▸ EXERCISE: Arrange the entries from the line with "Patent image size: (1262, 854)." to the line with "The discontinuous NFC circuit segment 51a" as a numbered list, leaving out blank lines.
========================================
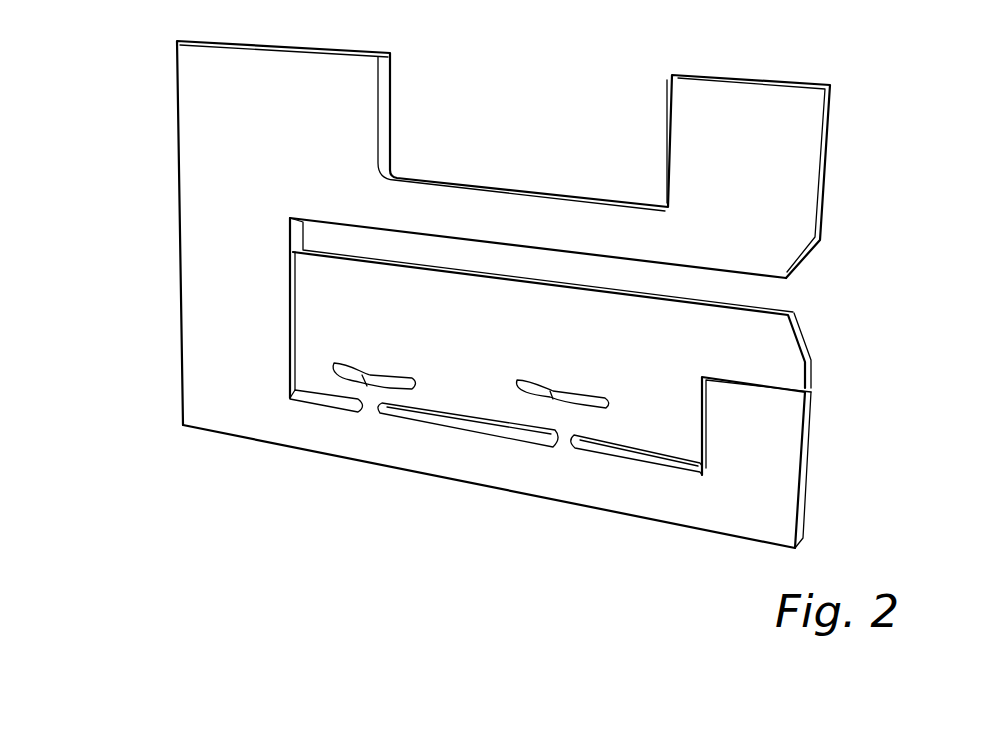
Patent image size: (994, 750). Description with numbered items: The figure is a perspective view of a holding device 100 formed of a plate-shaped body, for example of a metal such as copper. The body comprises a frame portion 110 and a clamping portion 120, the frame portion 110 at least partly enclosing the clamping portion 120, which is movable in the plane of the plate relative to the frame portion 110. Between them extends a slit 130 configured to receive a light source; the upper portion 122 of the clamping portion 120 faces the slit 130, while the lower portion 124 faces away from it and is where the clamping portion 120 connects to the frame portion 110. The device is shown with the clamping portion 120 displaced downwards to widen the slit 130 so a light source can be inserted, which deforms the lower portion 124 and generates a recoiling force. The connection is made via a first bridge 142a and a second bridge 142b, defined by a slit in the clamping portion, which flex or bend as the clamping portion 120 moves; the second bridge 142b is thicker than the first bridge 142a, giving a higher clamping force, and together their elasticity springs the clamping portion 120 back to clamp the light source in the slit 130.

The holding device 100 is at (138, 94).
The frame portion 110 is at (181, 268).
The slit 130 is at (806, 297).
The upper portion 122 is at (459, 268).
The clamping portion 120 is at (812, 378).
The lower portion 124 is at (444, 420).
The first bridge 142a is at (362, 380).
The second bridge 142b is at (582, 415).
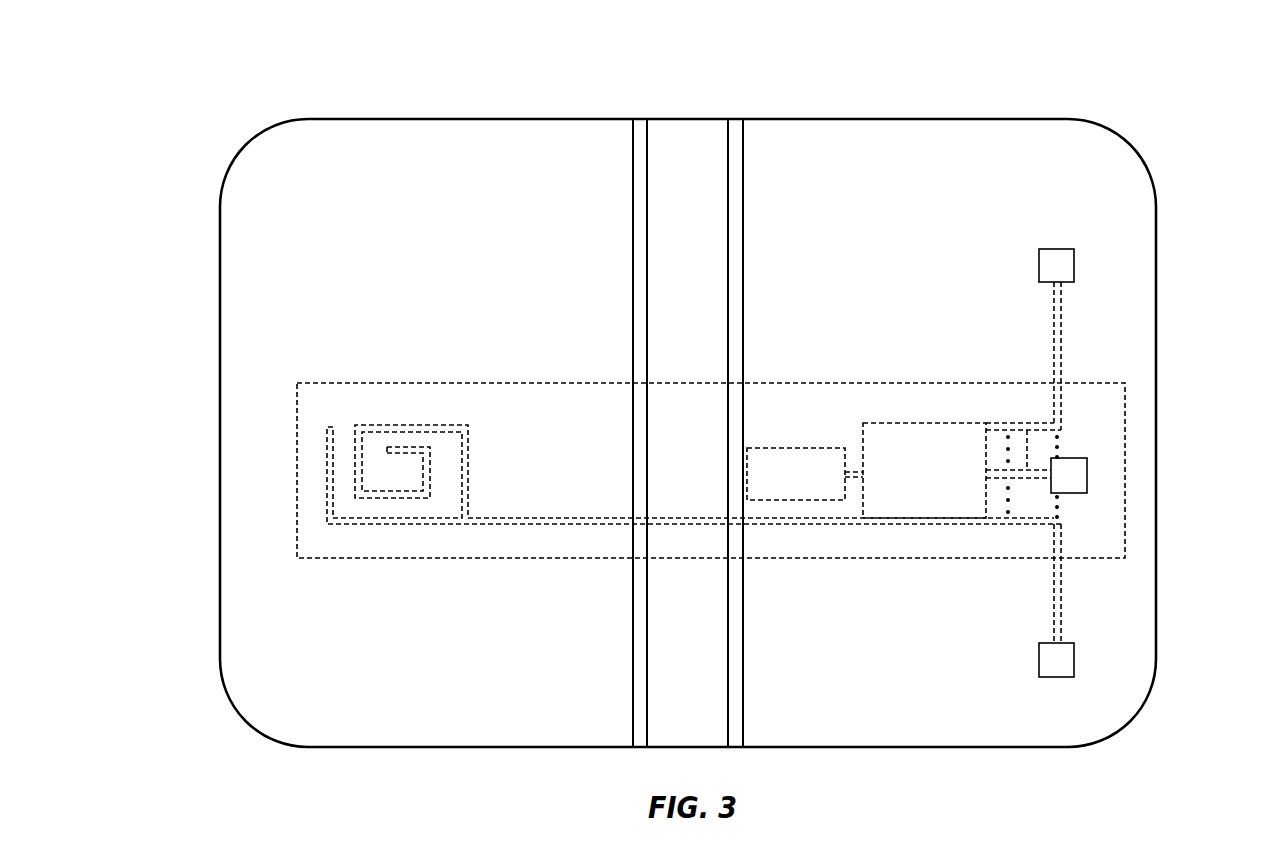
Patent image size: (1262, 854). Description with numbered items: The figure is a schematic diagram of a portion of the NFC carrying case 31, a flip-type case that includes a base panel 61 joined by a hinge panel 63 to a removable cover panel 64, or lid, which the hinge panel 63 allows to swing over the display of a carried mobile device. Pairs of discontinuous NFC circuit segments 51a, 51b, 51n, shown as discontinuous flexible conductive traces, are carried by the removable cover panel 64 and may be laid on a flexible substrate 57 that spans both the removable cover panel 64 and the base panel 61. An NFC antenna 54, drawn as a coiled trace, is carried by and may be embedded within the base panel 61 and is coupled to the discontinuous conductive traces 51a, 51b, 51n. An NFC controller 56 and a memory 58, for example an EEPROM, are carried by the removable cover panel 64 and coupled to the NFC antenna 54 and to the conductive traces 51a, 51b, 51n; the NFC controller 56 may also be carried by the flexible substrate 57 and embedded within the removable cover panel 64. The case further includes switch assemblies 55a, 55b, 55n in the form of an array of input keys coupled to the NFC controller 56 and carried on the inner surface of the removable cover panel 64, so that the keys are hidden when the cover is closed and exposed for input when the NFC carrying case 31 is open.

The NFC carrying case 31 is at (277, 90).
The base panel 61 is at (220, 262).
The hinge panel 63 is at (695, 119).
The removable cover panel 64 is at (1157, 618).
The flexible substrate 57 is at (297, 492).
The NFC antenna 54 is at (327, 448).
The NFC controller 56 is at (938, 518).
The memory 58 is at (813, 500).
The discontinuous NFC circuit segment 51a is at (1025, 524).
The discontinuous NFC circuit segment 51b is at (1027, 430).
The discontinuous NFC circuit segment 51n is at (1054, 360).
The switch assembly 55a is at (1039, 655).
The switch assembly 55b is at (1087, 472).
The switch assembly 55n is at (1060, 249).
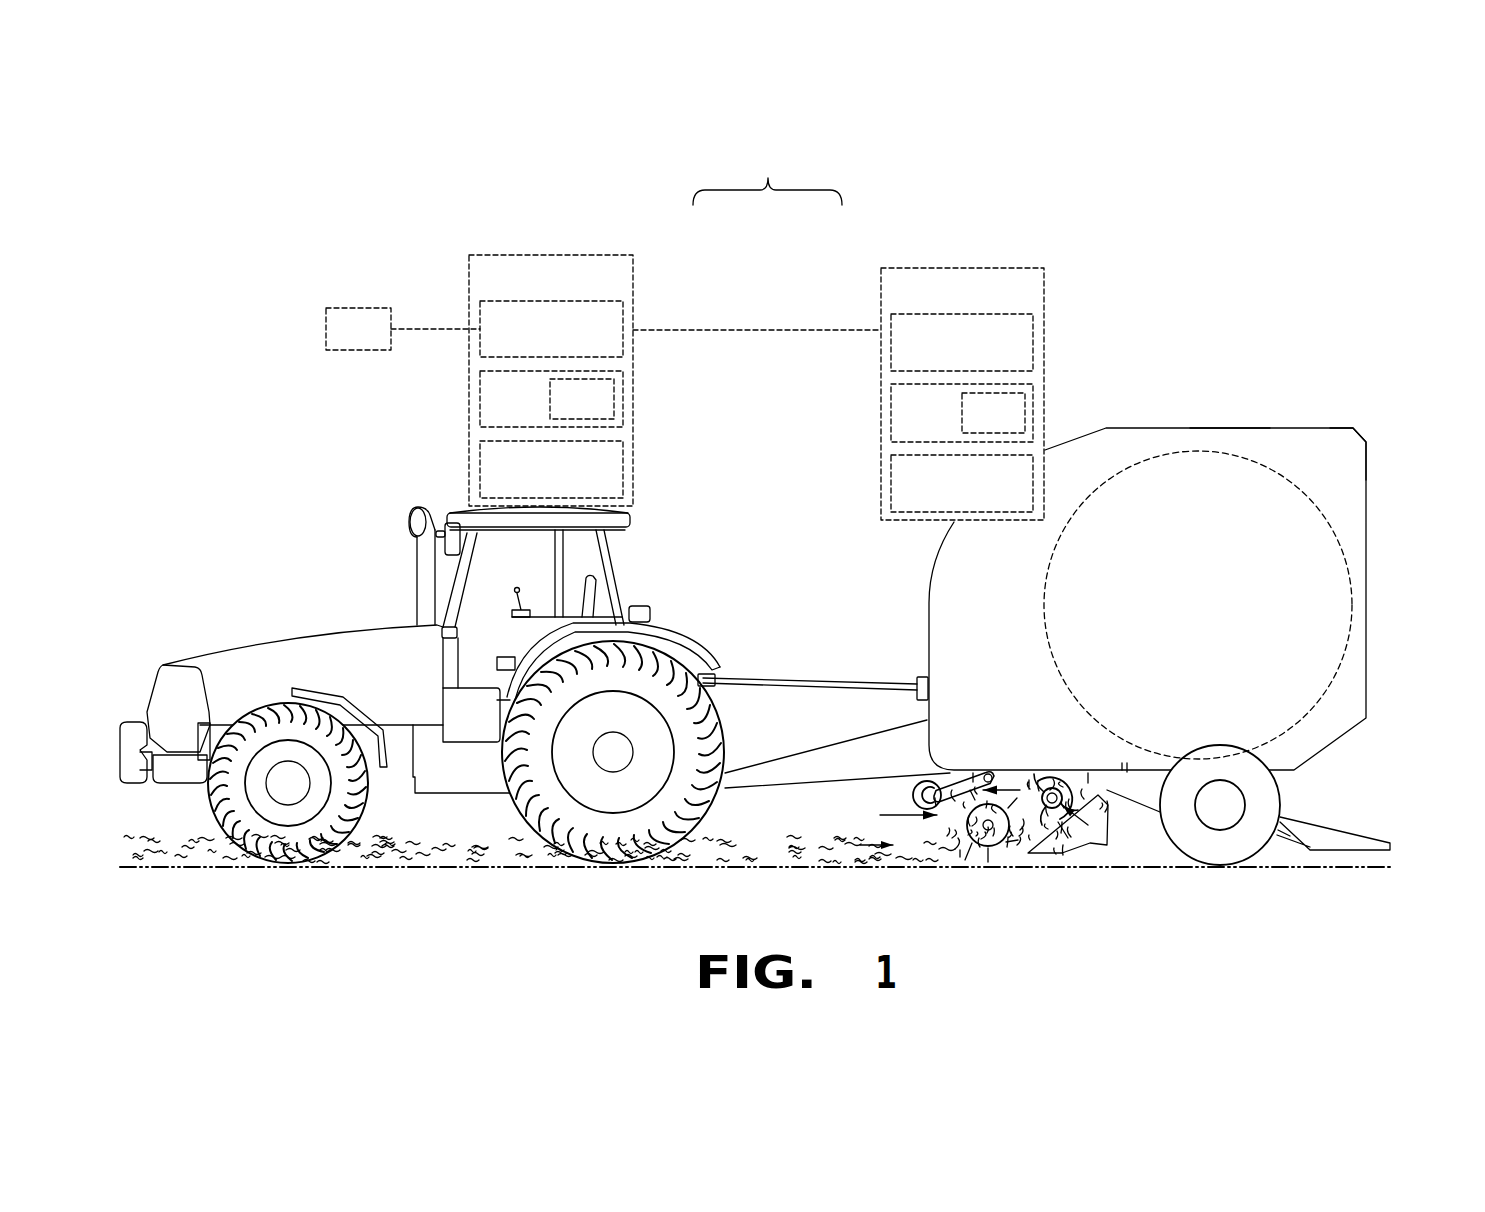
========================================
▸ FULL RESPONSE:
1. Patent image size: (1262, 854). Description with numbered items: The figure is a schematic diagram of a portion of the NFC carrying case 31, a flip-type case that includes a base panel 61 joined by a hinge panel 63 to a removable cover panel 64, or lid, which the hinge panel 63 allows to swing over the display of a carried mobile device. Pairs of discontinuous NFC circuit segments 51a, 51b, 51n, shown as discontinuous flexible conductive traces, are carried by the removable cover panel 64 and may be laid on a flexible substrate 57 that spans both the removable cover panel 64 and the base panel 61. An NFC antenna 54, drawn as a coiled trace, is carried by and may be embedded within the base panel 61 and is coupled to the discontinuous conductive traces 51a, 51b, 51n. An NFC controller 56 and a memory 58, for example an EEPROM, are carried by the removable cover panel 64 and coupled to the NFC antenna 54 and to the conductive traces 51a, 51b, 51n; the NFC controller 56 may also be carried by the flexible substrate 57 and embedded within the removable cover panel 64. The case further includes switch assemblies 55a, 55b, 55n in the form of an array of input keys coupled to the NFC controller 56 and carried on the inner surface of the removable cover panel 64, so that the keys are hidden when the cover is closed and exposed for input when the NFC carrying case 31 is open.
2. The NFC carrying case 31 is at (277, 90).
3. The base panel 61 is at (220, 262).
4. The hinge panel 63 is at (695, 119).
5. The removable cover panel 64 is at (1157, 618).
6. The flexible substrate 57 is at (297, 492).
7. The NFC antenna 54 is at (327, 448).
8. The NFC controller 56 is at (938, 518).
9. The memory 58 is at (813, 500).
10. The discontinuous NFC circuit segment 51a is at (1025, 524).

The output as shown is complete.